__EXERCISE DIRECTIONS__. Copy the rows below word for word, leaving out the picture.

__INFORMATION PROVIDED__.
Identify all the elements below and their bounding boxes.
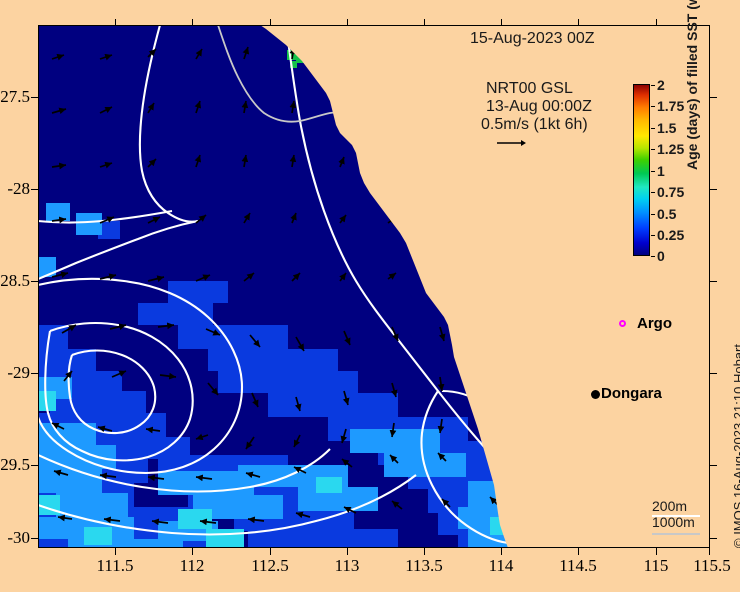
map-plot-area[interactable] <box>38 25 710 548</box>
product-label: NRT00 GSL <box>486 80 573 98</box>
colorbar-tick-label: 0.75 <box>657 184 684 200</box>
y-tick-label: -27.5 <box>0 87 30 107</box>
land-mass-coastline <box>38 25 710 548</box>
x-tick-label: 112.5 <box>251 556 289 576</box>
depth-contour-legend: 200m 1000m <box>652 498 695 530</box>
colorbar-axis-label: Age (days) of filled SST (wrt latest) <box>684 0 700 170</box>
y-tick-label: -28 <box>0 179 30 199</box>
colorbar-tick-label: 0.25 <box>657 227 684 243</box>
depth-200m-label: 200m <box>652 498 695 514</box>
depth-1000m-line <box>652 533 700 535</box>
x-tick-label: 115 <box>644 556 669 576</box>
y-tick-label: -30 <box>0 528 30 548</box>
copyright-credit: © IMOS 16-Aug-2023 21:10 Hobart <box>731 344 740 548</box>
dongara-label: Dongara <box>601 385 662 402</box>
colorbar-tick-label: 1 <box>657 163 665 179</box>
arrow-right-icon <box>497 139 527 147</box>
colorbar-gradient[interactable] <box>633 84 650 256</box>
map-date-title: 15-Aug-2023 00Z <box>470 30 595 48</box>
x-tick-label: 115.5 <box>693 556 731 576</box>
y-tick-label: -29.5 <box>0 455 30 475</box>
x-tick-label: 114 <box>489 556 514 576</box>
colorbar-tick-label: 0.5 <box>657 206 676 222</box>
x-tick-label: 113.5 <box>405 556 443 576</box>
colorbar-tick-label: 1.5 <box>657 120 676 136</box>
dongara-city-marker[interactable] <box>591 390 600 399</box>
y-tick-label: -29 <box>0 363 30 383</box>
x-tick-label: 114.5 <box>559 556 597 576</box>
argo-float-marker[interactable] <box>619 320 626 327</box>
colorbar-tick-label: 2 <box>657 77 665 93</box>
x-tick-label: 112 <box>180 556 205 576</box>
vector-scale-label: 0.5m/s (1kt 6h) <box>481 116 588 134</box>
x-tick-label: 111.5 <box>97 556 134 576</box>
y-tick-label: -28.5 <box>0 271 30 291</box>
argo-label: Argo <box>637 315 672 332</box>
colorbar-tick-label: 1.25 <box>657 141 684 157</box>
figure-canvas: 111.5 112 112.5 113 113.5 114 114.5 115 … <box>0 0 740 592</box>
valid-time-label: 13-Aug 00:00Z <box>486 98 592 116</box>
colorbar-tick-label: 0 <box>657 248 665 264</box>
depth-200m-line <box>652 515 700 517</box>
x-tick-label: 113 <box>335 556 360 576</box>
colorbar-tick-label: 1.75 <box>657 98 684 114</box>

__ANSWER BELOW__.
Identify all the elements below and their bounding boxes.
map-plot-area[interactable] <box>38 25 710 548</box>
product-label: NRT00 GSL <box>486 80 573 98</box>
colorbar-tick-label: 0.75 <box>657 184 684 200</box>
y-tick-label: -27.5 <box>0 87 30 107</box>
land-mass-coastline <box>38 25 710 548</box>
x-tick-label: 112.5 <box>251 556 289 576</box>
depth-contour-legend: 200m 1000m <box>652 498 695 530</box>
colorbar-axis-label: Age (days) of filled SST (wrt latest) <box>684 0 700 170</box>
y-tick-label: -28 <box>0 179 30 199</box>
colorbar-tick-label: 0.25 <box>657 227 684 243</box>
depth-200m-label: 200m <box>652 498 695 514</box>
depth-1000m-line <box>652 533 700 535</box>
x-tick-label: 115 <box>644 556 669 576</box>
y-tick-label: -30 <box>0 528 30 548</box>
copyright-credit: © IMOS 16-Aug-2023 21:10 Hobart <box>731 344 740 548</box>
dongara-label: Dongara <box>601 385 662 402</box>
colorbar-tick-label: 1 <box>657 163 665 179</box>
arrow-right-icon <box>497 139 527 147</box>
colorbar-gradient[interactable] <box>633 84 650 256</box>
map-date-title: 15-Aug-2023 00Z <box>470 30 595 48</box>
x-tick-label: 115.5 <box>693 556 731 576</box>
y-tick-label: -29.5 <box>0 455 30 475</box>
x-tick-label: 114 <box>489 556 514 576</box>
colorbar-tick-label: 0.5 <box>657 206 676 222</box>
x-tick-label: 113.5 <box>405 556 443 576</box>
colorbar-tick-label: 1.5 <box>657 120 676 136</box>
dongara-city-marker[interactable] <box>591 390 600 399</box>
y-tick-label: -29 <box>0 363 30 383</box>
x-tick-label: 114.5 <box>559 556 597 576</box>
argo-float-marker[interactable] <box>619 320 626 327</box>
colorbar-tick-label: 2 <box>657 77 665 93</box>
x-tick-label: 112 <box>180 556 205 576</box>
vector-scale-label: 0.5m/s (1kt 6h) <box>481 116 588 134</box>
x-tick-label: 111.5 <box>97 556 134 576</box>
y-tick-label: -28.5 <box>0 271 30 291</box>
argo-label: Argo <box>637 315 672 332</box>
colorbar-tick-label: 1.25 <box>657 141 684 157</box>
figure-canvas: 111.5 112 112.5 113 113.5 114 114.5 115 … <box>0 0 740 592</box>
valid-time-label: 13-Aug 00:00Z <box>486 98 592 116</box>
colorbar-tick-label: 0 <box>657 248 665 264</box>
depth-200m-line <box>652 515 700 517</box>
x-tick-label: 113 <box>335 556 360 576</box>
colorbar-tick-label: 1.75 <box>657 98 684 114</box>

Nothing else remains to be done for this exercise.